-- Begin Entries shown --

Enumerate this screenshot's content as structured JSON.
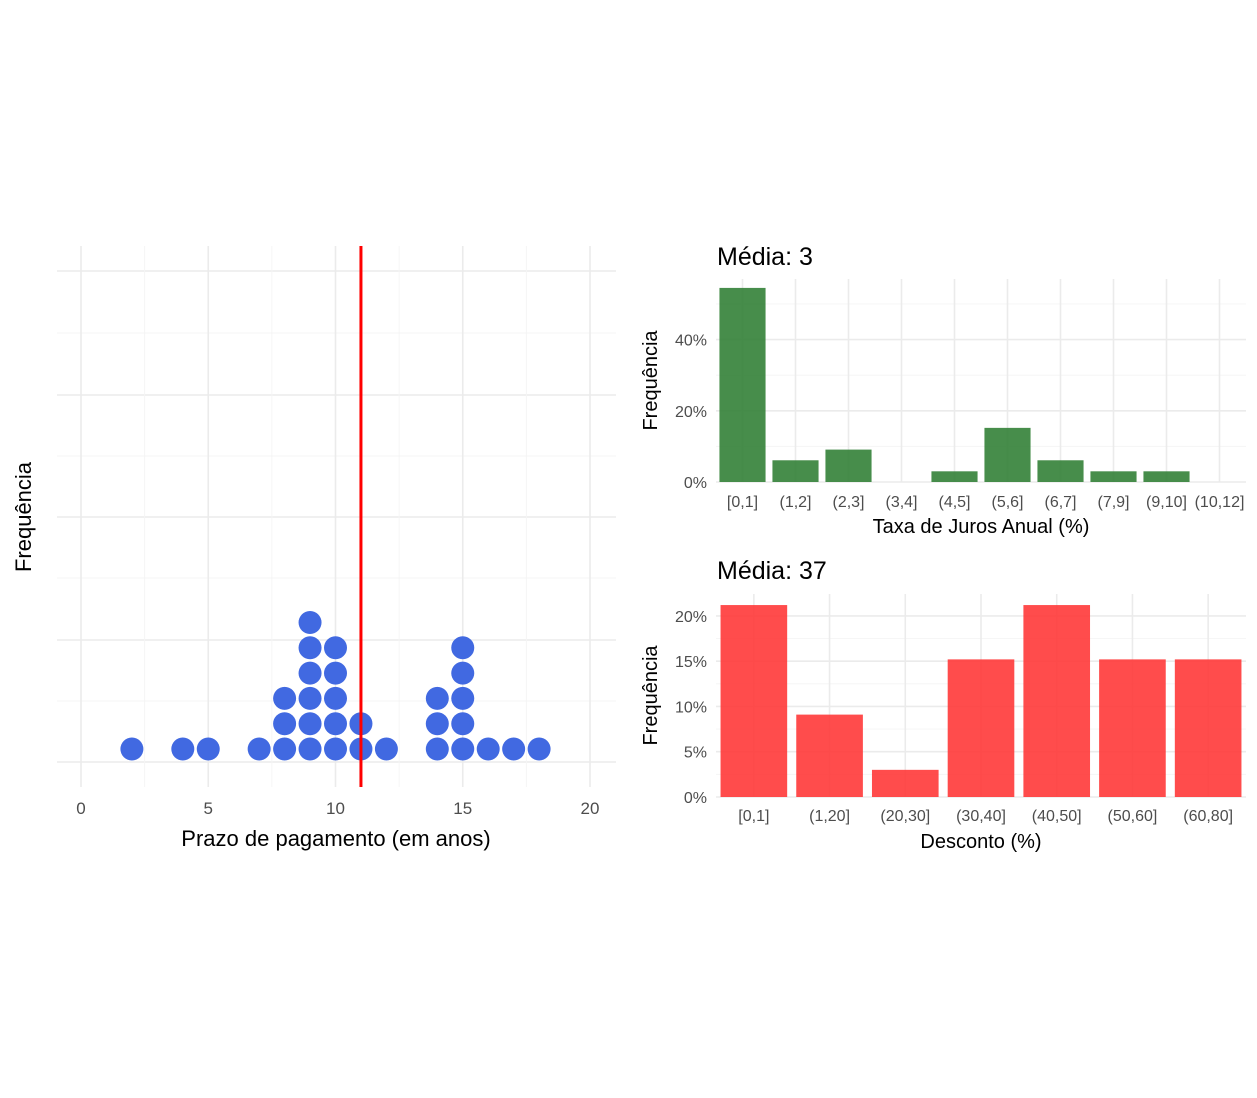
{
  "chart_data": [
    {
      "id": "dotplot",
      "type": "scatter",
      "subtype": "dotplot",
      "xlabel": "Prazo de pagamento (em anos)",
      "ylabel": "Frequência",
      "xlim": [
        0,
        20
      ],
      "x_ticks": [
        "0",
        "5",
        "10",
        "15",
        "20"
      ],
      "x_tick_values": [
        0,
        5,
        10,
        15,
        20
      ],
      "grid": true,
      "y_ticks_shown": false,
      "dot_color": "#4169E1",
      "mean_line": {
        "x": 11,
        "color": "#FF0000"
      },
      "stacks": [
        {
          "x": 2,
          "count": 1
        },
        {
          "x": 4,
          "count": 1
        },
        {
          "x": 5,
          "count": 1
        },
        {
          "x": 7,
          "count": 1
        },
        {
          "x": 8,
          "count": 3
        },
        {
          "x": 9,
          "count": 6
        },
        {
          "x": 10,
          "count": 5
        },
        {
          "x": 11,
          "count": 2
        },
        {
          "x": 12,
          "count": 1
        },
        {
          "x": 14,
          "count": 3
        },
        {
          "x": 15,
          "count": 5
        },
        {
          "x": 16,
          "count": 1
        },
        {
          "x": 17,
          "count": 1
        },
        {
          "x": 18,
          "count": 1
        }
      ]
    },
    {
      "id": "juros",
      "type": "bar",
      "title": "Média: 3",
      "xlabel": "Taxa de Juros Anual (%)",
      "ylabel": "Frequência",
      "categories": [
        "[0,1]",
        "(1,2]",
        "(2,3]",
        "(3,4]",
        "(4,5]",
        "(5,6]",
        "(6,7]",
        "(7,9]",
        "(9,10]",
        "(10,12]"
      ],
      "values": [
        54.5,
        6.1,
        9.1,
        0,
        3.0,
        15.2,
        6.1,
        3.0,
        3.0,
        0
      ],
      "unit": "%",
      "ylim": [
        0,
        57
      ],
      "y_ticks": [
        "0%",
        "20%",
        "40%"
      ],
      "y_tick_values": [
        0,
        20,
        40
      ],
      "color": "#2E7D32",
      "grid": true
    },
    {
      "id": "desconto",
      "type": "bar",
      "title": "Média: 37",
      "xlabel": "Desconto (%)",
      "ylabel": "Frequência",
      "categories": [
        "[0,1]",
        "(1,20]",
        "(20,30]",
        "(30,40]",
        "(40,50]",
        "(50,60]",
        "(60,80]"
      ],
      "values": [
        21.2,
        9.1,
        3.0,
        15.2,
        21.2,
        15.2,
        15.2
      ],
      "unit": "%",
      "ylim": [
        0,
        22.2
      ],
      "y_ticks": [
        "0%",
        "5%",
        "10%",
        "15%",
        "20%"
      ],
      "y_tick_values": [
        0,
        5,
        10,
        15,
        20
      ],
      "color": "#FF3333",
      "grid": true
    }
  ]
}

-- End Entries shown --

**Stated problem**
Copy out each line word for word, please, skipping the images.

**Finished exercise**
Enumerate this screenshot's content as structured JSON.
{
  "chart_data": [
    {
      "id": "dotplot",
      "type": "scatter",
      "subtype": "dotplot",
      "xlabel": "Prazo de pagamento (em anos)",
      "ylabel": "Frequência",
      "xlim": [
        0,
        20
      ],
      "x_ticks": [
        "0",
        "5",
        "10",
        "15",
        "20"
      ],
      "x_tick_values": [
        0,
        5,
        10,
        15,
        20
      ],
      "grid": true,
      "y_ticks_shown": false,
      "dot_color": "#4169E1",
      "mean_line": {
        "x": 11,
        "color": "#FF0000"
      },
      "stacks": [
        {
          "x": 2,
          "count": 1
        },
        {
          "x": 4,
          "count": 1
        },
        {
          "x": 5,
          "count": 1
        },
        {
          "x": 7,
          "count": 1
        },
        {
          "x": 8,
          "count": 3
        },
        {
          "x": 9,
          "count": 6
        },
        {
          "x": 10,
          "count": 5
        },
        {
          "x": 11,
          "count": 2
        },
        {
          "x": 12,
          "count": 1
        },
        {
          "x": 14,
          "count": 3
        },
        {
          "x": 15,
          "count": 5
        },
        {
          "x": 16,
          "count": 1
        },
        {
          "x": 17,
          "count": 1
        },
        {
          "x": 18,
          "count": 1
        }
      ]
    },
    {
      "id": "juros",
      "type": "bar",
      "title": "Média: 3",
      "xlabel": "Taxa de Juros Anual (%)",
      "ylabel": "Frequência",
      "categories": [
        "[0,1]",
        "(1,2]",
        "(2,3]",
        "(3,4]",
        "(4,5]",
        "(5,6]",
        "(6,7]",
        "(7,9]",
        "(9,10]",
        "(10,12]"
      ],
      "values": [
        54.5,
        6.1,
        9.1,
        0,
        3.0,
        15.2,
        6.1,
        3.0,
        3.0,
        0
      ],
      "unit": "%",
      "ylim": [
        0,
        57
      ],
      "y_ticks": [
        "0%",
        "20%",
        "40%"
      ],
      "y_tick_values": [
        0,
        20,
        40
      ],
      "color": "#2E7D32",
      "grid": true
    },
    {
      "id": "desconto",
      "type": "bar",
      "title": "Média: 37",
      "xlabel": "Desconto (%)",
      "ylabel": "Frequência",
      "categories": [
        "[0,1]",
        "(1,20]",
        "(20,30]",
        "(30,40]",
        "(40,50]",
        "(50,60]",
        "(60,80]"
      ],
      "values": [
        21.2,
        9.1,
        3.0,
        15.2,
        21.2,
        15.2,
        15.2
      ],
      "unit": "%",
      "ylim": [
        0,
        22.2
      ],
      "y_ticks": [
        "0%",
        "5%",
        "10%",
        "15%",
        "20%"
      ],
      "y_tick_values": [
        0,
        5,
        10,
        15,
        20
      ],
      "color": "#FF3333",
      "grid": true
    }
  ]
}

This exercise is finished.